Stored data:

****

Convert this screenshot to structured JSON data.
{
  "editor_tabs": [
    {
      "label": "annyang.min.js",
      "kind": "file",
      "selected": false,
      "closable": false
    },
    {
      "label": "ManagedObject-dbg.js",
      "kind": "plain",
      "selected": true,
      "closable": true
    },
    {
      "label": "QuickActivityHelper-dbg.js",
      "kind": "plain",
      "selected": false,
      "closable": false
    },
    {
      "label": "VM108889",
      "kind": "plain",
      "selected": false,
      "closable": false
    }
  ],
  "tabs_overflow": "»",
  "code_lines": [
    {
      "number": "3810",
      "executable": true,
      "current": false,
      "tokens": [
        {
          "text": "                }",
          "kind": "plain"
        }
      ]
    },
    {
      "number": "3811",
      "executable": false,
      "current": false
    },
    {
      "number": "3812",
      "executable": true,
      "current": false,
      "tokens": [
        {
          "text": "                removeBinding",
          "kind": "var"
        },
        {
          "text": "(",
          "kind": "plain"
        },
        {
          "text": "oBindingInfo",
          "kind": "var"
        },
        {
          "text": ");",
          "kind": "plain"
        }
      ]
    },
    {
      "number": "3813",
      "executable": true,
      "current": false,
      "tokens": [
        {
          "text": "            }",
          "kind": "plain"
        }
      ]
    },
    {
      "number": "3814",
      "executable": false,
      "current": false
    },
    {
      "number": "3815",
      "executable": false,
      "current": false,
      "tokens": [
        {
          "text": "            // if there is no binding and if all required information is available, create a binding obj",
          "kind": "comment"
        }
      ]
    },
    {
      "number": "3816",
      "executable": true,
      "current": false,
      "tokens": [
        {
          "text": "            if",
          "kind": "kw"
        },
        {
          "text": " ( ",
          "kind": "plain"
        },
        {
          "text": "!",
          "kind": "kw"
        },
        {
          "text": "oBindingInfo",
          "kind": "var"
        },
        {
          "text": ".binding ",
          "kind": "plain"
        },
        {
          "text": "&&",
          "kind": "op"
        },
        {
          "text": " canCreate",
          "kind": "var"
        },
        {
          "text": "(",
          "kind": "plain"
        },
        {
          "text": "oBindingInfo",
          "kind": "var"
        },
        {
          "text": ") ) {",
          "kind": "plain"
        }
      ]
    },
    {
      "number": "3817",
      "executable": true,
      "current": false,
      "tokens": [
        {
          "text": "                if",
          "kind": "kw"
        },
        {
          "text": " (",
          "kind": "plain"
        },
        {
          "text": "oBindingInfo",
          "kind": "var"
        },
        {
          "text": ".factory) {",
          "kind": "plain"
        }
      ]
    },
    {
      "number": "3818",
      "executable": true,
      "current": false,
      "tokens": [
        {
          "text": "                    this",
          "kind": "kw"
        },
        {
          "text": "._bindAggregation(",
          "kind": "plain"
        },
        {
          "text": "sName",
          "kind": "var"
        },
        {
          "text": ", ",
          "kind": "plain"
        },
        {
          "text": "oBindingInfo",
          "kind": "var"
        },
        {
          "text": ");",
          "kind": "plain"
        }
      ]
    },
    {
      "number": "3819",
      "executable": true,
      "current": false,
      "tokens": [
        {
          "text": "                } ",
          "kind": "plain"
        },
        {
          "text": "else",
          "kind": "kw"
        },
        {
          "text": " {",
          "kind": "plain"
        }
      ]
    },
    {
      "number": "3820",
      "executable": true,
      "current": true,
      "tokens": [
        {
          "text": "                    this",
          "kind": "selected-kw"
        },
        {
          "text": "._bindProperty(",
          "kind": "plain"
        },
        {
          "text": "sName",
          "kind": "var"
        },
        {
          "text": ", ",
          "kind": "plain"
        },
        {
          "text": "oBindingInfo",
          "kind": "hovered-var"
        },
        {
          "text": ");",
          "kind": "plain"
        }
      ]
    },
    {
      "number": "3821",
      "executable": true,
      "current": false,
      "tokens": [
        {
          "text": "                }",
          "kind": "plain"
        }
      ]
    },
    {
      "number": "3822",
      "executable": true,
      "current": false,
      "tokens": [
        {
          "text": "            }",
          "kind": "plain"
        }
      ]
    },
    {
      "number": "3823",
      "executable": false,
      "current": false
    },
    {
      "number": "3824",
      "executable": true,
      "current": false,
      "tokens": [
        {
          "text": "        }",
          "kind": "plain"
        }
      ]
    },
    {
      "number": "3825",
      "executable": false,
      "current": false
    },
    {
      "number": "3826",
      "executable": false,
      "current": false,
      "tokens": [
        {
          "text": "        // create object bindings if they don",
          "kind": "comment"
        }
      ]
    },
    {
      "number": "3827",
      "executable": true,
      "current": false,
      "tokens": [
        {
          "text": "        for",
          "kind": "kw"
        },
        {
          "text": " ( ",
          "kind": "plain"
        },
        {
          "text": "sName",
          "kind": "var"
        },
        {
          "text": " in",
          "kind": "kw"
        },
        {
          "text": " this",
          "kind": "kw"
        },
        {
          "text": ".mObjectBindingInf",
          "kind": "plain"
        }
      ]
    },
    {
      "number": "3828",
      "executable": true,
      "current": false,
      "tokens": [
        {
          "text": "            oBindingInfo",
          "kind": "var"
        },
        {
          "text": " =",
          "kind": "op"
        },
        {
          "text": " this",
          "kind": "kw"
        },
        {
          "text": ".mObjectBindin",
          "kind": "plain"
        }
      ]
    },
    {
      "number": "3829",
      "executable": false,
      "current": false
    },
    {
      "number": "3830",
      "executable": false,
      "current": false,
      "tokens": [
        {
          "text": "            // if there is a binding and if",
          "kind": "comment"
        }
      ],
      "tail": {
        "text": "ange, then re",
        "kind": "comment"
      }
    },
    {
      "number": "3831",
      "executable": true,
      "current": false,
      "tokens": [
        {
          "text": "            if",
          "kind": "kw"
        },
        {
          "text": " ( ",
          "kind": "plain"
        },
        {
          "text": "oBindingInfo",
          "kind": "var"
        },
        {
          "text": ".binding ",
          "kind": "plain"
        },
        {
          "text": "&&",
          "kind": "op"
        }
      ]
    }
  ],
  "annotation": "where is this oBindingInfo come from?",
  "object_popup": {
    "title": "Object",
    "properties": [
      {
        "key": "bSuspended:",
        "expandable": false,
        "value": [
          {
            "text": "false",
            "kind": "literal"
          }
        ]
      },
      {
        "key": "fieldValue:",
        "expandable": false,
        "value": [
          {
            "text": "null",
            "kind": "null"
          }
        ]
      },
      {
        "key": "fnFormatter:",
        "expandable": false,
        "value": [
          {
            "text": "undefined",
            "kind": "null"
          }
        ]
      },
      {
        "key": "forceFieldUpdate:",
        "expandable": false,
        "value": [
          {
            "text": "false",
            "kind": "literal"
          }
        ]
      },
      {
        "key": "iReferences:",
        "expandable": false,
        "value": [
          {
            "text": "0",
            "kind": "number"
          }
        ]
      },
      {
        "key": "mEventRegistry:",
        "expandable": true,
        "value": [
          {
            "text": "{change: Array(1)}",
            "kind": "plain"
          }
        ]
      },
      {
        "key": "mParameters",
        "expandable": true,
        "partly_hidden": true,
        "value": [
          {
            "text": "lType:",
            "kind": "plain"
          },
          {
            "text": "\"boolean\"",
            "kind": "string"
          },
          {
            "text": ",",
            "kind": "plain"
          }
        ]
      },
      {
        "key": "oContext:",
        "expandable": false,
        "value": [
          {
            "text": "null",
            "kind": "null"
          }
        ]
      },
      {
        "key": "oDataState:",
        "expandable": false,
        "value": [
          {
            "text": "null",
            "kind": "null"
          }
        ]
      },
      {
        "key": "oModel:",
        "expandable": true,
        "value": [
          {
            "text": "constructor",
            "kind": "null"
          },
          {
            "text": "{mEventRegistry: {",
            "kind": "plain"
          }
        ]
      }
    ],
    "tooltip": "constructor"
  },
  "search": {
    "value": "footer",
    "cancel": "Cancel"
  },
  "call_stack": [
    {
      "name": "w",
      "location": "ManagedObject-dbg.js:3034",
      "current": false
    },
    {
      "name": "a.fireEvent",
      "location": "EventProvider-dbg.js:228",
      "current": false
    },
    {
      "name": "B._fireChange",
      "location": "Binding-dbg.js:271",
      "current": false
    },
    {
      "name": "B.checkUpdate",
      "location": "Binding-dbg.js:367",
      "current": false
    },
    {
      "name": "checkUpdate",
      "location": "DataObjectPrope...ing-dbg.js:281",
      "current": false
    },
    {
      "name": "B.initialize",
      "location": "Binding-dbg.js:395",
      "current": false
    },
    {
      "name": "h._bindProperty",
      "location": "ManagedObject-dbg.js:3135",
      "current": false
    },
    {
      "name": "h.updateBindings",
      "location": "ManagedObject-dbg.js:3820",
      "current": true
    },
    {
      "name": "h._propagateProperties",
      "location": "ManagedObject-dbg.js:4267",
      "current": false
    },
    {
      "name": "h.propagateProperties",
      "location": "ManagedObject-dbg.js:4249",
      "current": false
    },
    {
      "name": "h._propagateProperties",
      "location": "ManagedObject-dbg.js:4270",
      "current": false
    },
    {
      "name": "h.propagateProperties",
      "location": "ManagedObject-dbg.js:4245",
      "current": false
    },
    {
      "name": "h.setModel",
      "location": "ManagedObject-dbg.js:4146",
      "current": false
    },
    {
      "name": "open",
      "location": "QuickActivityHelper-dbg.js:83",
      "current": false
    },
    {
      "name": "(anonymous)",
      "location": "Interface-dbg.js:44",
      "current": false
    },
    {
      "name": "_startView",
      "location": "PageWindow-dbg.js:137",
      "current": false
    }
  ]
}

****

What you will do - Show all lines above holding "QuickActivityHelper".

Task result -
      "label": "QuickActivityHelper-dbg.js",
      "location": "QuickActivityHelper-dbg.js:83",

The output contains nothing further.